# [Stored records]
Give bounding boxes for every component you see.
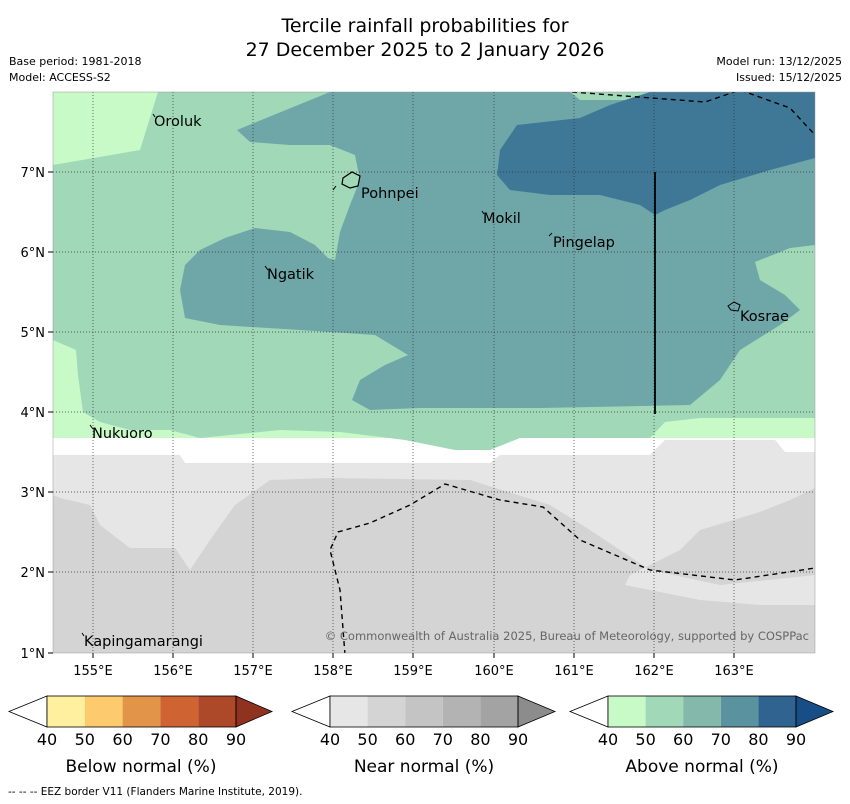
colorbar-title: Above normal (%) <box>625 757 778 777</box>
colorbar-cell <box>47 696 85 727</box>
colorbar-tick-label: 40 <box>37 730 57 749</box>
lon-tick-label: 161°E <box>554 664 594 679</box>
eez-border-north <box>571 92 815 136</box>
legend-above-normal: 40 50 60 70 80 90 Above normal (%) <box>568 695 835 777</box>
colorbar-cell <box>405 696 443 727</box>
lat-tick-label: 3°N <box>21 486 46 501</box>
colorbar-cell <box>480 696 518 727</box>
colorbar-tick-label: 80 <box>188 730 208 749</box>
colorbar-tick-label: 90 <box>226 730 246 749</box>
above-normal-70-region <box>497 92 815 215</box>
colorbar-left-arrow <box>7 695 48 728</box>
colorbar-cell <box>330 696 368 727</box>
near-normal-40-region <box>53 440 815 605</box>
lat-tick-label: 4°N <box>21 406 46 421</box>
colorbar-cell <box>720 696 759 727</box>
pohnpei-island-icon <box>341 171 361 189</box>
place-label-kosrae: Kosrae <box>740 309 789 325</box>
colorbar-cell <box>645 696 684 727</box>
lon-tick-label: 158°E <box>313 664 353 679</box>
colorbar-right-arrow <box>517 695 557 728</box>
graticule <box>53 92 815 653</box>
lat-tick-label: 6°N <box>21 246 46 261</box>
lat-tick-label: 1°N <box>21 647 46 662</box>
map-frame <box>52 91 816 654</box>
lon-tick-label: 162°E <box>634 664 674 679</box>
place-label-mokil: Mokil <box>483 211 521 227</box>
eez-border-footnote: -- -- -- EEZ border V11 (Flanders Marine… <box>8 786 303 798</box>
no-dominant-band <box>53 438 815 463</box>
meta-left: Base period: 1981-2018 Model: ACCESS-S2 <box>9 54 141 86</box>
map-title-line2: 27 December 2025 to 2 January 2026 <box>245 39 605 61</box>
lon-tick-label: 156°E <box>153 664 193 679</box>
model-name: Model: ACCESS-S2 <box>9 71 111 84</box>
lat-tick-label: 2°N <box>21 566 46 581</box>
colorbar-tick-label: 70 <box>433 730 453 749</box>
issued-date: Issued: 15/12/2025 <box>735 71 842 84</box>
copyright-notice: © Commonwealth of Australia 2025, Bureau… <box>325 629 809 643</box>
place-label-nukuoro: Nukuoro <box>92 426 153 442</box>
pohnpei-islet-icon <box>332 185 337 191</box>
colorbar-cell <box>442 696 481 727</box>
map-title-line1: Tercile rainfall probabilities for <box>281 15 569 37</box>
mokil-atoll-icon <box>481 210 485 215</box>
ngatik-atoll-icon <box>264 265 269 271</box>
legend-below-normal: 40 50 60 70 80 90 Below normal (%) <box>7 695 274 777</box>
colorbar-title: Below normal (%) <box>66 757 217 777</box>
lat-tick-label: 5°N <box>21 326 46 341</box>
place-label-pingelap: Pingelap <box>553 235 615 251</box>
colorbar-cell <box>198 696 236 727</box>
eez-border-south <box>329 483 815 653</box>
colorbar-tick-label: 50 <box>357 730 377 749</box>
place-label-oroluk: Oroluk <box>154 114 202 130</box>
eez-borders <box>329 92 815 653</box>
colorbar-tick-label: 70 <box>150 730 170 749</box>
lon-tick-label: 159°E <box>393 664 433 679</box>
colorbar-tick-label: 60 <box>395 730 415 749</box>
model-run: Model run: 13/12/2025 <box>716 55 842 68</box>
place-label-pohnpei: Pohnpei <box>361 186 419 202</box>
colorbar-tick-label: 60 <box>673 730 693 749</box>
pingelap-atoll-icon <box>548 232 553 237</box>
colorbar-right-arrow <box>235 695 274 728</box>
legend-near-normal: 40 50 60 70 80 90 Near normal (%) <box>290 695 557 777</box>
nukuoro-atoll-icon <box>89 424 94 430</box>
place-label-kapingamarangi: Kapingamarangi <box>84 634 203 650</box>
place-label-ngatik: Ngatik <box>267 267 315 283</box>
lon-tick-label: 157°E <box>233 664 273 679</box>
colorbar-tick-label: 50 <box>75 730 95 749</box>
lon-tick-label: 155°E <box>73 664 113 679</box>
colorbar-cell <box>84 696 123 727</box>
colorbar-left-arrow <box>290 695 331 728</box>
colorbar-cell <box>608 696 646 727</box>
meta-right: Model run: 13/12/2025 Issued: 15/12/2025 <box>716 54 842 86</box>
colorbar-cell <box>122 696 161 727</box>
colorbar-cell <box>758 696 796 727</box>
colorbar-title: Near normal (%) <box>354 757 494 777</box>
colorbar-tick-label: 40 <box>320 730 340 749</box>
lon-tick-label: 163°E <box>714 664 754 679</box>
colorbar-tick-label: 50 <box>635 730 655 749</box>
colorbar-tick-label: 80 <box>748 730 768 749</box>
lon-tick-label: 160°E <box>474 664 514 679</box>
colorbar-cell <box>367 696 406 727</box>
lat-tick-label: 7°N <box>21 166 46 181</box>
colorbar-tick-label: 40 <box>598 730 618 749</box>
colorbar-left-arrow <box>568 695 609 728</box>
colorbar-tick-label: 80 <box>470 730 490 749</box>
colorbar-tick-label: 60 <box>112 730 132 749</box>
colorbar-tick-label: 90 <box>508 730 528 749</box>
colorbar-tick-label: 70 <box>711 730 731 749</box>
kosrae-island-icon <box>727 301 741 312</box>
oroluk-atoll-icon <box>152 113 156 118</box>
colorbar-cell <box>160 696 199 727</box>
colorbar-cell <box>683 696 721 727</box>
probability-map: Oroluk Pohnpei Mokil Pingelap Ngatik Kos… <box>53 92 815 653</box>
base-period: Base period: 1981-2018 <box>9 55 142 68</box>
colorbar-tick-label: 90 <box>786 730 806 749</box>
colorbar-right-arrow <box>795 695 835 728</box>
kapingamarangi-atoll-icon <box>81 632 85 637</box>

--

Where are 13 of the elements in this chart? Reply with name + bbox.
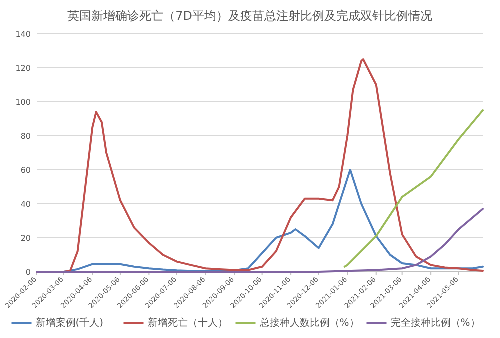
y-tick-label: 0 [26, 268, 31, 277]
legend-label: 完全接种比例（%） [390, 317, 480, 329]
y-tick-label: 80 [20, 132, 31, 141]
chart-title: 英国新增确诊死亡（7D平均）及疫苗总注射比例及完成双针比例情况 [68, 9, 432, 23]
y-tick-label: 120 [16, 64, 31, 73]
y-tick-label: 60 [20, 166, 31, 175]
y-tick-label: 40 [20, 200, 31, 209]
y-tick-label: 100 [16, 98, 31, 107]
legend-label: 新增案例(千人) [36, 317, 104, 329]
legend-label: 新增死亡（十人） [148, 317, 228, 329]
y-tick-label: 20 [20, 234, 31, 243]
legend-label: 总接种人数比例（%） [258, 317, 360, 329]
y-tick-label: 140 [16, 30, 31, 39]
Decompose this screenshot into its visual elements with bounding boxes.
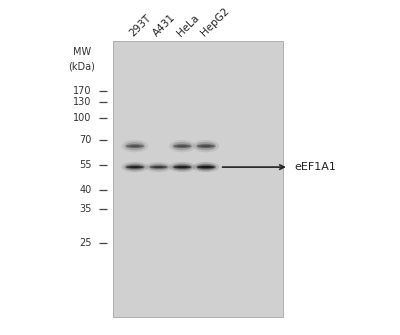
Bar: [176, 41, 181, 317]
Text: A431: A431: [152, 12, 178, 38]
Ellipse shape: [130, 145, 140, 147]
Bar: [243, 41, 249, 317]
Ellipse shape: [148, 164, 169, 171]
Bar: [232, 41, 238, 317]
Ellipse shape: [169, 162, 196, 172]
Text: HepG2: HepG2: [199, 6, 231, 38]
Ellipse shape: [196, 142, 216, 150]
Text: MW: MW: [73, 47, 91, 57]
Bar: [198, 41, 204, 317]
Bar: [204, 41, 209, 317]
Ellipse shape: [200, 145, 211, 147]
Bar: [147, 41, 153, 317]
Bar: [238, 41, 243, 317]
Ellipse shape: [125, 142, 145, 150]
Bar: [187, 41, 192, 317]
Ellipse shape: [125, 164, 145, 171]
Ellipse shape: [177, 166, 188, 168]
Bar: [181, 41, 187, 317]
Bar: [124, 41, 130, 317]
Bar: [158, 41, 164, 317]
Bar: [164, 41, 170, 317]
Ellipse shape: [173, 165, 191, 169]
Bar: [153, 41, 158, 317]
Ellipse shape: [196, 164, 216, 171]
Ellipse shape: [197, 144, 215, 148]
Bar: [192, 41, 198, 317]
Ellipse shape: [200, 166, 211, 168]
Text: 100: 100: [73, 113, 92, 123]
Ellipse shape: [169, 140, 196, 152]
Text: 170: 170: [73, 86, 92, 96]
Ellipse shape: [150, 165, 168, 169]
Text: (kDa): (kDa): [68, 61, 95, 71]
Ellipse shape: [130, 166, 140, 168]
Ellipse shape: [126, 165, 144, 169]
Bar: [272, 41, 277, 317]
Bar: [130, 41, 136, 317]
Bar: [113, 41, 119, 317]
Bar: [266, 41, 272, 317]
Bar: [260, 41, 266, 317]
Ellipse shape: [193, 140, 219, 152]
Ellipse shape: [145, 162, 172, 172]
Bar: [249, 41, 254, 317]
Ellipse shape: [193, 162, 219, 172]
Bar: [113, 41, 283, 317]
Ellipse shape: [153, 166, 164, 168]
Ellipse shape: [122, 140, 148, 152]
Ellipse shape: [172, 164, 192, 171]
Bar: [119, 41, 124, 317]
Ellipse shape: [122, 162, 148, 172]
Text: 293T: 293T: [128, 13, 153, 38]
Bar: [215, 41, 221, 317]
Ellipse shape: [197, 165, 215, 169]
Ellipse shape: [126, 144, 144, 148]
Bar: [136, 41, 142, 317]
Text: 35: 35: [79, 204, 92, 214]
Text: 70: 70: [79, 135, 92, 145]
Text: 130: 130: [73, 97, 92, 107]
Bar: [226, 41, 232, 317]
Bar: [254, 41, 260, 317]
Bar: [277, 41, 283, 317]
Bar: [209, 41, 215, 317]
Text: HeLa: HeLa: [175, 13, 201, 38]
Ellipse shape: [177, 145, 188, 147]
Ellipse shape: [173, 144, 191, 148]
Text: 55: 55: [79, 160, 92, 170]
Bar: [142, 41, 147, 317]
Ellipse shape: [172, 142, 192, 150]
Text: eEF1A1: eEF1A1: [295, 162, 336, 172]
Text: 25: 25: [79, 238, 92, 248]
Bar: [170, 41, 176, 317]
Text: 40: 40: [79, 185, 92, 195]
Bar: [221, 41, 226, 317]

--

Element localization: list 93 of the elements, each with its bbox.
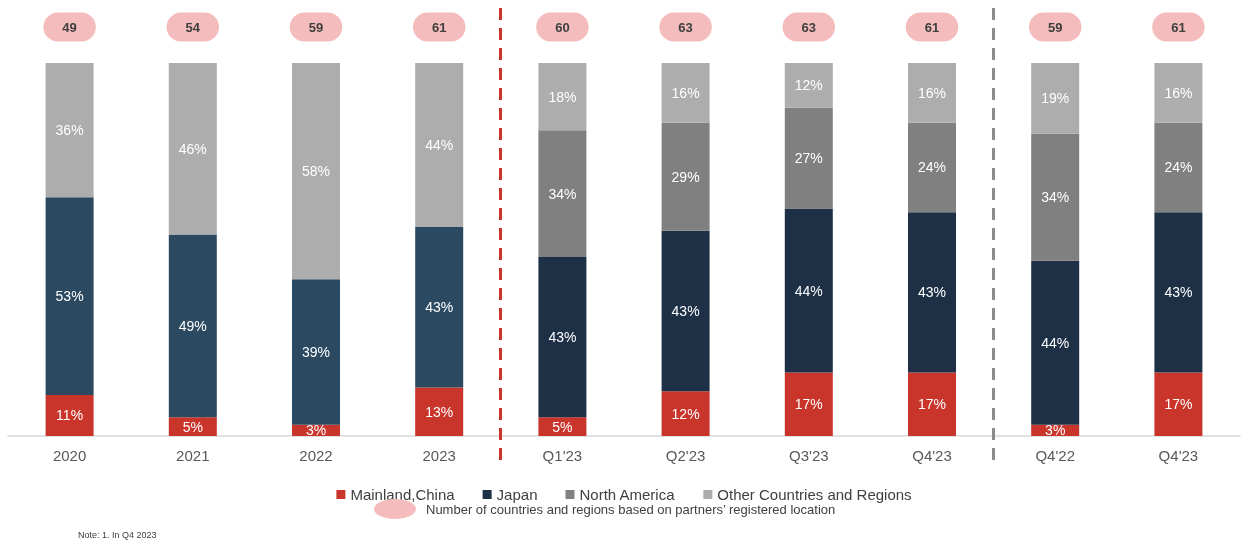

# [Do this]
Copy the records word for word from the line containing "Give bounding boxes" through the line containing "eez-border-north <box>571 92 815 136</box>", including both of those lines, and omit the pictures from your copy.

# [Output of the task]
Give bounding boxes for every component you see.
colorbar-title: Above normal (%) <box>625 757 778 777</box>
colorbar-cell <box>47 696 85 727</box>
colorbar-tick-label: 40 <box>37 730 57 749</box>
lon-tick-label: 161°E <box>554 664 594 679</box>
eez-border-north <box>571 92 815 136</box>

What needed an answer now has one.